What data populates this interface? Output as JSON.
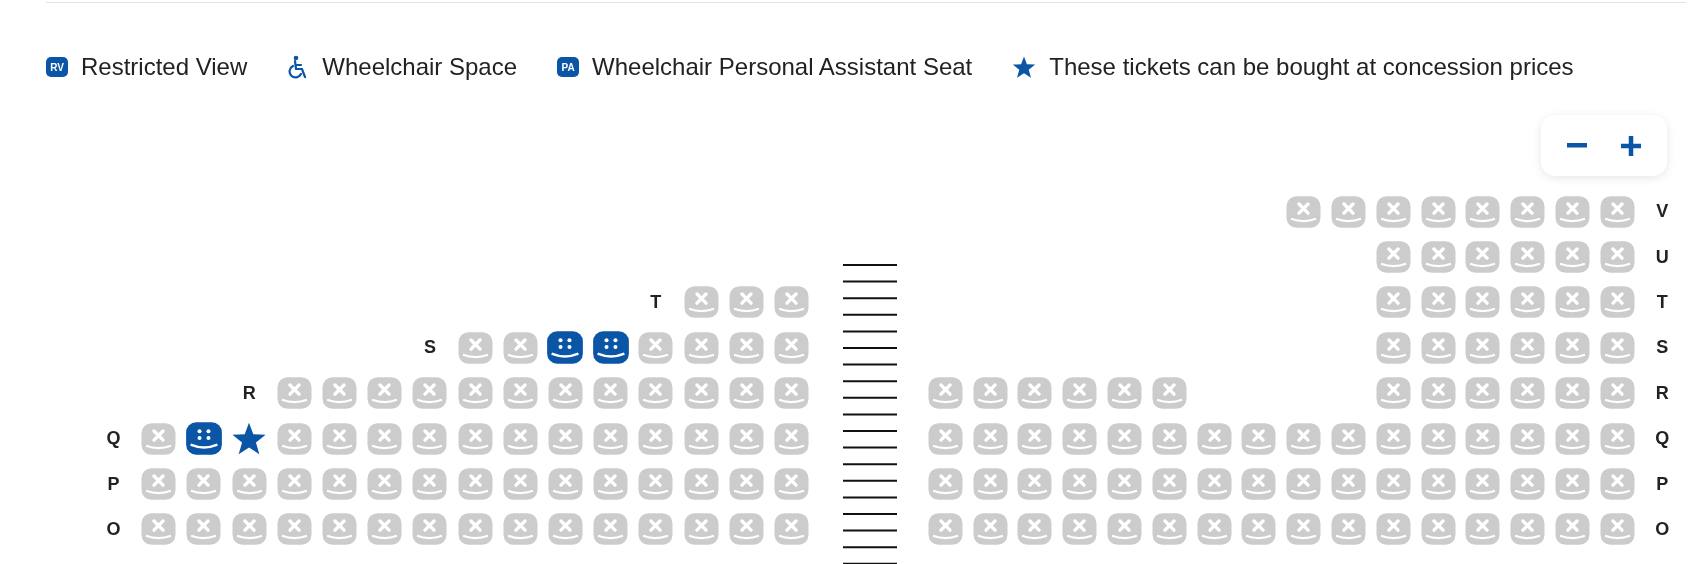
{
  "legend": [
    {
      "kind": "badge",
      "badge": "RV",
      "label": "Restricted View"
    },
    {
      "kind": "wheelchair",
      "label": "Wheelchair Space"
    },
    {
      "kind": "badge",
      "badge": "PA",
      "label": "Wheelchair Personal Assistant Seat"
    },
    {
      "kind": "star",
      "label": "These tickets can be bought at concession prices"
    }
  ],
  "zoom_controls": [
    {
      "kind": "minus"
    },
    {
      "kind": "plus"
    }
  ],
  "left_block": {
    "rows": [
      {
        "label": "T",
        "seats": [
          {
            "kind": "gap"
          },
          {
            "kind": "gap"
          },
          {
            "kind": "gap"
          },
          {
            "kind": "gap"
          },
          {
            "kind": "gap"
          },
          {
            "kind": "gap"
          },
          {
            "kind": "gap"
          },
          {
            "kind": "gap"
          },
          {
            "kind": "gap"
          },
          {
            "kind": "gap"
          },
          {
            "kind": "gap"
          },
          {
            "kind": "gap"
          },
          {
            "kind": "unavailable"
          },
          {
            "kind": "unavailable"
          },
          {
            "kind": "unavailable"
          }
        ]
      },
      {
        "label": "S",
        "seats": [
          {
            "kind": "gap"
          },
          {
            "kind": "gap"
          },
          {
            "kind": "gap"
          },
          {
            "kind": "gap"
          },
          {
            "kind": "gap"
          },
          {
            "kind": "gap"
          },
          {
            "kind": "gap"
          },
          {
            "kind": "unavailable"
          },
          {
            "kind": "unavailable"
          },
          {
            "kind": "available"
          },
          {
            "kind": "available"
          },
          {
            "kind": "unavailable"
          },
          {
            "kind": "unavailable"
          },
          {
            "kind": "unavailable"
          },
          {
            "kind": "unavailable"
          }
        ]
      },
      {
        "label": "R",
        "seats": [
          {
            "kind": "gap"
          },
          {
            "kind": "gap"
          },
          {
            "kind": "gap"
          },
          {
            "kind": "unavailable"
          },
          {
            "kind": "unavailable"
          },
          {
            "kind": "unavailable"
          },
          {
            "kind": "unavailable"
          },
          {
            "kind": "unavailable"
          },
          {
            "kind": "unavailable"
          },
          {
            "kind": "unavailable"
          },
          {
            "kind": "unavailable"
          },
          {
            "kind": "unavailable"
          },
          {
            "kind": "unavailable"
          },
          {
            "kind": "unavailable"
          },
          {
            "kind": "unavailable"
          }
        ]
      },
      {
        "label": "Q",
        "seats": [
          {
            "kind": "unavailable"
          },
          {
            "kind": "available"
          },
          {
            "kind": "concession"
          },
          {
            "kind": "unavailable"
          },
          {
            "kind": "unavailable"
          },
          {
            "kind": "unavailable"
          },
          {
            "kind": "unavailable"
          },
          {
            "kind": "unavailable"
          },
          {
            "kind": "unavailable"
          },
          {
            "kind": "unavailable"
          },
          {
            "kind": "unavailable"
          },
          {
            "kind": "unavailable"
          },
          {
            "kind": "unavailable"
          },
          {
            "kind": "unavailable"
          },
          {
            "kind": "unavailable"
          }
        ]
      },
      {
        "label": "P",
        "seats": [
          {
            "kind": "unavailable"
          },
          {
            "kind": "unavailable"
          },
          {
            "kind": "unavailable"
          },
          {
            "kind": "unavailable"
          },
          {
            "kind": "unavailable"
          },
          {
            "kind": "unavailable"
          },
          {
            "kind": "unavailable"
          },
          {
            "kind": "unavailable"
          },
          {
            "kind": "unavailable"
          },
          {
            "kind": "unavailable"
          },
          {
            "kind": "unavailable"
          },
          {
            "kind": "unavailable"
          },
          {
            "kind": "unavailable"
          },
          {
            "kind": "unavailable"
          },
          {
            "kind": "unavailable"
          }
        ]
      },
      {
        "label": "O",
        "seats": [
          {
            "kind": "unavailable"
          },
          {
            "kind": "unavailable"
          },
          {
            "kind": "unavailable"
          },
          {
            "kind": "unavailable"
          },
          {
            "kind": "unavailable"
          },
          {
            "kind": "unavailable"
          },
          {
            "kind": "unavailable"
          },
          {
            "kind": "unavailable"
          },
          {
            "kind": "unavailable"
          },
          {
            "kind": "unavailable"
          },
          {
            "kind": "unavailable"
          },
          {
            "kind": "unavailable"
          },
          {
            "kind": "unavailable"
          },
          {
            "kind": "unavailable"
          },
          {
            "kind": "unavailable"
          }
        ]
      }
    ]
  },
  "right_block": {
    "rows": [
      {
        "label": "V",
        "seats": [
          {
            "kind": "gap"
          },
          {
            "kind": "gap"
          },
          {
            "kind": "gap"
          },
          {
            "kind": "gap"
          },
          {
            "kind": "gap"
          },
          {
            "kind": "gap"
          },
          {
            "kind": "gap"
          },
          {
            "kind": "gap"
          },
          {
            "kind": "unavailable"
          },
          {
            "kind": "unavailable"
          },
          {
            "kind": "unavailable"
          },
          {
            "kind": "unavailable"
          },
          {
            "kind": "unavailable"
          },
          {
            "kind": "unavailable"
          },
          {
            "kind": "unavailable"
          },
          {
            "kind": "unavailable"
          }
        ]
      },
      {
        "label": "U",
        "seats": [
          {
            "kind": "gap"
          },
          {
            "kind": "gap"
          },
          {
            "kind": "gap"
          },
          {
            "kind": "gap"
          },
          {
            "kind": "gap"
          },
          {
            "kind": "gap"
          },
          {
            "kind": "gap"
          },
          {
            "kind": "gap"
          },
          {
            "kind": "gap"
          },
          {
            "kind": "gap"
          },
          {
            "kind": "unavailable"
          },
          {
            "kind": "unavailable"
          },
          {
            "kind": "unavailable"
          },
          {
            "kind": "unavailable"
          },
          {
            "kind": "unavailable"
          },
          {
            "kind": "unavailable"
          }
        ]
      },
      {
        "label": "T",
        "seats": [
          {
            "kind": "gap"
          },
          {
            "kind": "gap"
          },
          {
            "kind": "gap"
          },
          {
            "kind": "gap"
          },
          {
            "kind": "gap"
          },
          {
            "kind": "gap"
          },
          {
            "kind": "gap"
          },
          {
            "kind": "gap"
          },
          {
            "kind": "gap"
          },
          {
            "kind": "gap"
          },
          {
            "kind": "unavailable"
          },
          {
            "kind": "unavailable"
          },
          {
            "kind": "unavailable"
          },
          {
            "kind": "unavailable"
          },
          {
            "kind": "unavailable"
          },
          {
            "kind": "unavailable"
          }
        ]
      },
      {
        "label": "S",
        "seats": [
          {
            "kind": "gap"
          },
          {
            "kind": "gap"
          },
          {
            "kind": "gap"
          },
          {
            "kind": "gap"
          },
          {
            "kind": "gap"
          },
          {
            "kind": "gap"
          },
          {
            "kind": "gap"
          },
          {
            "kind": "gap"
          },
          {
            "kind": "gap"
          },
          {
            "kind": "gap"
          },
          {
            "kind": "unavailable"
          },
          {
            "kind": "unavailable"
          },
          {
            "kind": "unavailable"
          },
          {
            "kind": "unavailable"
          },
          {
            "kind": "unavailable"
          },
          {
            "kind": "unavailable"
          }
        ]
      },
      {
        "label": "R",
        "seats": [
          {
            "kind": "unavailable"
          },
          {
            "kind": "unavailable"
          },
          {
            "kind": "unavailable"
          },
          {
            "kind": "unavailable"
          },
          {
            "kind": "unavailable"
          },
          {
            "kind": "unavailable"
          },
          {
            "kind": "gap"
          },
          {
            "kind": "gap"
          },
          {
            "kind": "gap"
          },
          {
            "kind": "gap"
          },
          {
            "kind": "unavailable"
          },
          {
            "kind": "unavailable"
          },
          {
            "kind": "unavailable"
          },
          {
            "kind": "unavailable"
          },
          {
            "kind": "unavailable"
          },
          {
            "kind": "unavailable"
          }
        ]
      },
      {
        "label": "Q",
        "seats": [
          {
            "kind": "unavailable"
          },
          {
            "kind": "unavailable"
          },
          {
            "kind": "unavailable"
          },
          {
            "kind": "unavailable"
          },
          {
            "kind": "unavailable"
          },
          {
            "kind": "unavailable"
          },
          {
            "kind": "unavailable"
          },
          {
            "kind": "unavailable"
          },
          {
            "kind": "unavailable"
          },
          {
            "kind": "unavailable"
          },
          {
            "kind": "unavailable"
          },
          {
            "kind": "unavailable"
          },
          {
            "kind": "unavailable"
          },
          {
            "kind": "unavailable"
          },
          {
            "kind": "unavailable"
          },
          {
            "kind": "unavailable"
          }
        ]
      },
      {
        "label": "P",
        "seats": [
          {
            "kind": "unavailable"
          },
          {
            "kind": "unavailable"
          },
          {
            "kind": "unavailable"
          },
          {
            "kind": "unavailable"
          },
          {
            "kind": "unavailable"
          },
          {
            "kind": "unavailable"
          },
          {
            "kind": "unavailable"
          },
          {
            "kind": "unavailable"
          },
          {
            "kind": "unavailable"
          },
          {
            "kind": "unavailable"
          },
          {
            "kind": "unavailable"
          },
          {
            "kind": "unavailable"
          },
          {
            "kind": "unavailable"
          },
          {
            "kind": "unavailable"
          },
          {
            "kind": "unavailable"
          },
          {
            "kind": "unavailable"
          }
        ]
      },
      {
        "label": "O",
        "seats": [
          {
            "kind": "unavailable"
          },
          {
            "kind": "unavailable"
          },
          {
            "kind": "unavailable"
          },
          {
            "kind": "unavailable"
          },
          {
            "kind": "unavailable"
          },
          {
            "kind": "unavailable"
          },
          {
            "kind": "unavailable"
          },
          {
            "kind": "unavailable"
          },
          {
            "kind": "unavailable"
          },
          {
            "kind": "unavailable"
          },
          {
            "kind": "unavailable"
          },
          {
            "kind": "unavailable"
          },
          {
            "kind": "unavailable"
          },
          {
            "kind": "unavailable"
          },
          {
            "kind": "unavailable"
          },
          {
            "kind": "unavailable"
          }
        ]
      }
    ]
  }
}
################
## DIRECTIVE:
In the entries above, identify each line that includes the string "concession", then copy it.

## THE OUTPUT:
      "label": "These tickets can be bought at concession prices"
            "kind": "concession"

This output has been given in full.